Exercise directions: Copy out each line that includes the word "What".

[Collected data entries]
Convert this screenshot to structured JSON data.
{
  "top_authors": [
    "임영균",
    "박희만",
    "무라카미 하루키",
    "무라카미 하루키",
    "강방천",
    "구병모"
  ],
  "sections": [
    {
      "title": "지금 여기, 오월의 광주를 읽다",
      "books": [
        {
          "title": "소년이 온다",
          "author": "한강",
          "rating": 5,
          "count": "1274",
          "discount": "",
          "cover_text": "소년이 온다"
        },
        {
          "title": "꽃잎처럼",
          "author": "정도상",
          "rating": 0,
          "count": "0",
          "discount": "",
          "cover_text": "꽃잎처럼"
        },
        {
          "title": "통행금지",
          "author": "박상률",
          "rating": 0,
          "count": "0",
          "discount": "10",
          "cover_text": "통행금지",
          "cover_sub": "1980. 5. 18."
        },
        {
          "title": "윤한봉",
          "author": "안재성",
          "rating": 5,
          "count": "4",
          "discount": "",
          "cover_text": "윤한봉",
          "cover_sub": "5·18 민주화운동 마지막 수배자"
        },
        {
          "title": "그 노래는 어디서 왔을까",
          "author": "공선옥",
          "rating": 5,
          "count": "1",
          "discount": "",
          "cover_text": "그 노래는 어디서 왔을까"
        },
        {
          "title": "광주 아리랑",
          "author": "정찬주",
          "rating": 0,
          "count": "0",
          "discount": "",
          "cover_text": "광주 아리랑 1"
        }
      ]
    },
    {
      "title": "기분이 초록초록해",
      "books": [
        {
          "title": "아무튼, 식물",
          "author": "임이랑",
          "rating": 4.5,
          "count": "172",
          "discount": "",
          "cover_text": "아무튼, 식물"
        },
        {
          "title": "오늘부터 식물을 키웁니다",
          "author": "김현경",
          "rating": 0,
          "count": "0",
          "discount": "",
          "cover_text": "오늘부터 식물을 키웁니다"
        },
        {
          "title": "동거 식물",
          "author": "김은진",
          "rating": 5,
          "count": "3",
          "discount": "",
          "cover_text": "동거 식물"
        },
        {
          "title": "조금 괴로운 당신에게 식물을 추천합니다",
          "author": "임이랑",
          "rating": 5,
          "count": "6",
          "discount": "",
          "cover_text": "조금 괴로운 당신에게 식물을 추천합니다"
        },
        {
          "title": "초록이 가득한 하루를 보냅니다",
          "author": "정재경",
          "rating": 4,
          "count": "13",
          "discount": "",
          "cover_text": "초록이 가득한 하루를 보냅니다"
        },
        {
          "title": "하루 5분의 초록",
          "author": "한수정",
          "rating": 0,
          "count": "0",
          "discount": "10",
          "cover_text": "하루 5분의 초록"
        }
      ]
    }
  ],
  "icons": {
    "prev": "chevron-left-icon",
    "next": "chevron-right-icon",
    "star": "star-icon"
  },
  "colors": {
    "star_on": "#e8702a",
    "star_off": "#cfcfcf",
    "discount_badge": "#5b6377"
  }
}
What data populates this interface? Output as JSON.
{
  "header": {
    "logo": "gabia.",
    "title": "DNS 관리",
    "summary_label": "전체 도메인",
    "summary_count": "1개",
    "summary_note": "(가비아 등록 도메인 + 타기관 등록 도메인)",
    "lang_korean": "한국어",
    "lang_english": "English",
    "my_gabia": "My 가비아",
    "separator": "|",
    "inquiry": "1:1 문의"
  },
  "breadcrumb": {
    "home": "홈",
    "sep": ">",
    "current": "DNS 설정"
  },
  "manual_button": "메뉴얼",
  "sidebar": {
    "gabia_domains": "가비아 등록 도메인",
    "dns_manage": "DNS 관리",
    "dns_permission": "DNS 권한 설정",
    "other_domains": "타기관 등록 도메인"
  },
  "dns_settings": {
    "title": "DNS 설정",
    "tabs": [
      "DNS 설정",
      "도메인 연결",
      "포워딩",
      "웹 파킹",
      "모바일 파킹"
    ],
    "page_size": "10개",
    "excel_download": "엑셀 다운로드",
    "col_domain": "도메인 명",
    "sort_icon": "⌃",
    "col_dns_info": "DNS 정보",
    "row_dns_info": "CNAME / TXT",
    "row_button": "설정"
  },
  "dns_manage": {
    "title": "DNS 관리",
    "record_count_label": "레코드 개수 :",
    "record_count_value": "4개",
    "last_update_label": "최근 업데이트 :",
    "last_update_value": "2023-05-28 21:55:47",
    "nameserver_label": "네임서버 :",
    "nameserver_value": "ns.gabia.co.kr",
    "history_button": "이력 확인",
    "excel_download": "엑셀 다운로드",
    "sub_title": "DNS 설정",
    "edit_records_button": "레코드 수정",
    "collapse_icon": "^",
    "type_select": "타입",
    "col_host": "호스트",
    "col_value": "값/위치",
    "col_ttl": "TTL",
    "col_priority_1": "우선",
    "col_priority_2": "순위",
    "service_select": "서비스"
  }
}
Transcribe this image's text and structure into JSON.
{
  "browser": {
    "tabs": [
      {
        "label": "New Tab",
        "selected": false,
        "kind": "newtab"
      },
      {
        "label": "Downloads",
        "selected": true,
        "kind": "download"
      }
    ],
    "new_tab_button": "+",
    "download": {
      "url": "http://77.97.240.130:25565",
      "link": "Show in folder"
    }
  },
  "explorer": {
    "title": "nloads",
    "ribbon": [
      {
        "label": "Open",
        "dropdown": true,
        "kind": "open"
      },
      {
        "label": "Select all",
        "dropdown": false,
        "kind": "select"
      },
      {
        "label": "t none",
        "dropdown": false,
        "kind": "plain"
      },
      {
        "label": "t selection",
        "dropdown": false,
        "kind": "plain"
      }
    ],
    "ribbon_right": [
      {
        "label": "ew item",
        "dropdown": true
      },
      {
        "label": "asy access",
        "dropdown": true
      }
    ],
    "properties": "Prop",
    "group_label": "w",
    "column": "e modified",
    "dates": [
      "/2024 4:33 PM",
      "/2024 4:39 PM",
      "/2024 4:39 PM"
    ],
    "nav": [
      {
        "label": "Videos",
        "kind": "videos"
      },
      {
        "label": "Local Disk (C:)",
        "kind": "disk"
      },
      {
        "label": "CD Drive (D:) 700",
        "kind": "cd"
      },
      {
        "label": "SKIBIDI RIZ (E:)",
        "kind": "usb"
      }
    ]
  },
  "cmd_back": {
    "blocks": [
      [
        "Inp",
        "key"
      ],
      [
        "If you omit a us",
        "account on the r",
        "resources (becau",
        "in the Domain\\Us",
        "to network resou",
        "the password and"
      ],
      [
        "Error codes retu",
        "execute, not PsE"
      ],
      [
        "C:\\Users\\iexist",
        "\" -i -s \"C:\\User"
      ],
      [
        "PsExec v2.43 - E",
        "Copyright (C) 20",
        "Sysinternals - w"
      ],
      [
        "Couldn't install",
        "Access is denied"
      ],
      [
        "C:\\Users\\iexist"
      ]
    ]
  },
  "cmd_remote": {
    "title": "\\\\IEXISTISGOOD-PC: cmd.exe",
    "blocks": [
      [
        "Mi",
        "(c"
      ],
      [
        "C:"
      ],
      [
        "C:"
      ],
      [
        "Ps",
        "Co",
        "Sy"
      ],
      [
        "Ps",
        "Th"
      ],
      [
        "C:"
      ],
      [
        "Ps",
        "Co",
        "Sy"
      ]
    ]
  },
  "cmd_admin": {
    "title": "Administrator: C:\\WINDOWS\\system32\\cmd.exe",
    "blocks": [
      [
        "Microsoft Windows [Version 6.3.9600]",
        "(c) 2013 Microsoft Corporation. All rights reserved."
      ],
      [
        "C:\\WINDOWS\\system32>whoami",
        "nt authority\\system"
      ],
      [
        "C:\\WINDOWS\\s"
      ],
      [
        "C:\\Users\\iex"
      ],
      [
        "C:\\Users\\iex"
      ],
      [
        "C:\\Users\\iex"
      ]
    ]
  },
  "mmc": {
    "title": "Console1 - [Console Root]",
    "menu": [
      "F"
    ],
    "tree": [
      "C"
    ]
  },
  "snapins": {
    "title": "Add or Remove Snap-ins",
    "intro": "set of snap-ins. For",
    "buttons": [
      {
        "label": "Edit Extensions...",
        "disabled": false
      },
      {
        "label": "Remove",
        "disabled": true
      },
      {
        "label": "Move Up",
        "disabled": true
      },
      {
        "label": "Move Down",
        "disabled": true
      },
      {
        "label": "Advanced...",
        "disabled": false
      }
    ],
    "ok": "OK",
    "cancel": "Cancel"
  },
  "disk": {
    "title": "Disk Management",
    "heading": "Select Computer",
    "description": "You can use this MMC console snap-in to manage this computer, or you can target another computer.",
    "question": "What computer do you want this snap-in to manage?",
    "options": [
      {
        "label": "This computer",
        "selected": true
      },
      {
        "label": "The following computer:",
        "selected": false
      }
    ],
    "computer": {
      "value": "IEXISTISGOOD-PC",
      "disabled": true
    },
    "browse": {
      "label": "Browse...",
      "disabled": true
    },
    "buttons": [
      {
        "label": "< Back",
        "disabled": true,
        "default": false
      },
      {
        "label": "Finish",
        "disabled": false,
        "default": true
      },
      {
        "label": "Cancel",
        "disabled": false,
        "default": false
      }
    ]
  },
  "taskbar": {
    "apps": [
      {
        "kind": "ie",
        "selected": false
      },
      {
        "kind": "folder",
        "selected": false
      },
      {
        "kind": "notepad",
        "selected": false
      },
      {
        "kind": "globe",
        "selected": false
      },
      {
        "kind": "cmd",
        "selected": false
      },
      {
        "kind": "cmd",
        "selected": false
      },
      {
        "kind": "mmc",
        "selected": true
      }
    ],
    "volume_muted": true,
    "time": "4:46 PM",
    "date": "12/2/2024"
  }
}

Answer to this problem:
What data populates this interface? Output as JSON.
    "question": "What computer do you want this snap-in to manage?",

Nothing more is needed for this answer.